**** Dataset entries ****

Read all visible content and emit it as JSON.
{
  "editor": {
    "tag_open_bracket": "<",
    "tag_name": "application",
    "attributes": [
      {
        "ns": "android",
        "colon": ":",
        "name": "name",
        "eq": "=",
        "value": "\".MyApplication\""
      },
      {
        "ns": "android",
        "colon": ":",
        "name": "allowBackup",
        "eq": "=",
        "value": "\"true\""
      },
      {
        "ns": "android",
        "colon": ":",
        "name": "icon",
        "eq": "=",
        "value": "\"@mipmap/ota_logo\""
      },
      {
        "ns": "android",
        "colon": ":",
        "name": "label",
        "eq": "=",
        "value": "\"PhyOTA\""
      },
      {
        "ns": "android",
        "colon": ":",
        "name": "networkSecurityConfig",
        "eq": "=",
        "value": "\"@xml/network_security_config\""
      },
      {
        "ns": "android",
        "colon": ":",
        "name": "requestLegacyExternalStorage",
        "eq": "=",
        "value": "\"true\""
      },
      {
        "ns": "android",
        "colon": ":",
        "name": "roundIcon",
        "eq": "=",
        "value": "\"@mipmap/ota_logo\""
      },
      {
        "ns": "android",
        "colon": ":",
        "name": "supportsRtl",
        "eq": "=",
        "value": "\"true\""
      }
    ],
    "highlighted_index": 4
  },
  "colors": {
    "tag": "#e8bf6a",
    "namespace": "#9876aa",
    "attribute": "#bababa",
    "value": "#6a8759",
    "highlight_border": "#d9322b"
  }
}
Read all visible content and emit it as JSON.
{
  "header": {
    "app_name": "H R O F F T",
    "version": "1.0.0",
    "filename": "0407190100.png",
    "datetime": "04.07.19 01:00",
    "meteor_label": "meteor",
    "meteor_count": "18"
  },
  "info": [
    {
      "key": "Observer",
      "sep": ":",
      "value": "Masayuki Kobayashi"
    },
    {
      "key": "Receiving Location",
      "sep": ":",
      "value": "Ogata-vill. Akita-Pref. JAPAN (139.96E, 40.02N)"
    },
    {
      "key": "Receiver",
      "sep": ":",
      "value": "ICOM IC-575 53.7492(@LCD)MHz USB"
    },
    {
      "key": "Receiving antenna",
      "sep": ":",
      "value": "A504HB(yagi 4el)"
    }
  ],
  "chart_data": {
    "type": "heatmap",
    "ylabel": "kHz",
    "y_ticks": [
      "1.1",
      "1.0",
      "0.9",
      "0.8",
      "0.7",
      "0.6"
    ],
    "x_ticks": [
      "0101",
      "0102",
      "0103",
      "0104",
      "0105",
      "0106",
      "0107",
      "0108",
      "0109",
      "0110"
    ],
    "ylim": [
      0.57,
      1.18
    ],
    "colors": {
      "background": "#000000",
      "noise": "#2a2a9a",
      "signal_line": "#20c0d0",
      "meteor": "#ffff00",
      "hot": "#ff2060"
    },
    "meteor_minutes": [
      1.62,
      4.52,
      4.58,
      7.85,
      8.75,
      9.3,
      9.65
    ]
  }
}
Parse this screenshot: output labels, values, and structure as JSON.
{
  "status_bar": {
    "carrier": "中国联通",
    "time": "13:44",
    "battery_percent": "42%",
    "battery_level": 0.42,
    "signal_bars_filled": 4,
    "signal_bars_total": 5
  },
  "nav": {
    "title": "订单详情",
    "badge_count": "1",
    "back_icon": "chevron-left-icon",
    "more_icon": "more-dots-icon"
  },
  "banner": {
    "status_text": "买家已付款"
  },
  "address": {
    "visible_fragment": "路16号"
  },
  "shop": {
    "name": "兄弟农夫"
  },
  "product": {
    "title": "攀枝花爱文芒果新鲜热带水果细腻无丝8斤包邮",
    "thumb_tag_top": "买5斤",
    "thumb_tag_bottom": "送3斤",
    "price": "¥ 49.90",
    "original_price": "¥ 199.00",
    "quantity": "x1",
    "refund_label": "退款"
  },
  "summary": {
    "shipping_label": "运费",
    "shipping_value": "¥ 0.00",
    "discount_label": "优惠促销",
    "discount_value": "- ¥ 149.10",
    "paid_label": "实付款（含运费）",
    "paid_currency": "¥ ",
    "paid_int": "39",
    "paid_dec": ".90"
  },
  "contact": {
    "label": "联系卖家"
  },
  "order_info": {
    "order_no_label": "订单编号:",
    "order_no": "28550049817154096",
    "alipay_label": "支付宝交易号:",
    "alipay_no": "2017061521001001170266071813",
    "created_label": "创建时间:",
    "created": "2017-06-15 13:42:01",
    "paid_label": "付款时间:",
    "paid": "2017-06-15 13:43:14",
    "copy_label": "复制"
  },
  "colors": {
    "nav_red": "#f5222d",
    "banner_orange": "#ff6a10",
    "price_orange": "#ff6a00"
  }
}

****

Take the lines from the one containing "Parse this screenshot: output" to the last line of the material above and write them out exactly.

**Solution to the exercise**
Parse this screenshot: output labels, values, and structure as JSON.
{
  "status_bar": {
    "carrier": "中国联通",
    "time": "13:44",
    "battery_percent": "42%",
    "battery_level": 0.42,
    "signal_bars_filled": 4,
    "signal_bars_total": 5
  },
  "nav": {
    "title": "订单详情",
    "badge_count": "1",
    "back_icon": "chevron-left-icon",
    "more_icon": "more-dots-icon"
  },
  "banner": {
    "status_text": "买家已付款"
  },
  "address": {
    "visible_fragment": "路16号"
  },
  "shop": {
    "name": "兄弟农夫"
  },
  "product": {
    "title": "攀枝花爱文芒果新鲜热带水果细腻无丝8斤包邮",
    "thumb_tag_top": "买5斤",
    "thumb_tag_bottom": "送3斤",
    "price": "¥ 49.90",
    "original_price": "¥ 199.00",
    "quantity": "x1",
    "refund_label": "退款"
  },
  "summary": {
    "shipping_label": "运费",
    "shipping_value": "¥ 0.00",
    "discount_label": "优惠促销",
    "discount_value": "- ¥ 149.10",
    "paid_label": "实付款（含运费）",
    "paid_currency": "¥ ",
    "paid_int": "39",
    "paid_dec": ".90"
  },
  "contact": {
    "label": "联系卖家"
  },
  "order_info": {
    "order_no_label": "订单编号:",
    "order_no": "28550049817154096",
    "alipay_label": "支付宝交易号:",
    "alipay_no": "2017061521001001170266071813",
    "created_label": "创建时间:",
    "created": "2017-06-15 13:42:01",
    "paid_label": "付款时间:",
    "paid": "2017-06-15 13:43:14",
    "copy_label": "复制"
  },
  "colors": {
    "nav_red": "#f5222d",
    "banner_orange": "#ff6a10",
    "price_orange": "#ff6a00"
  }
}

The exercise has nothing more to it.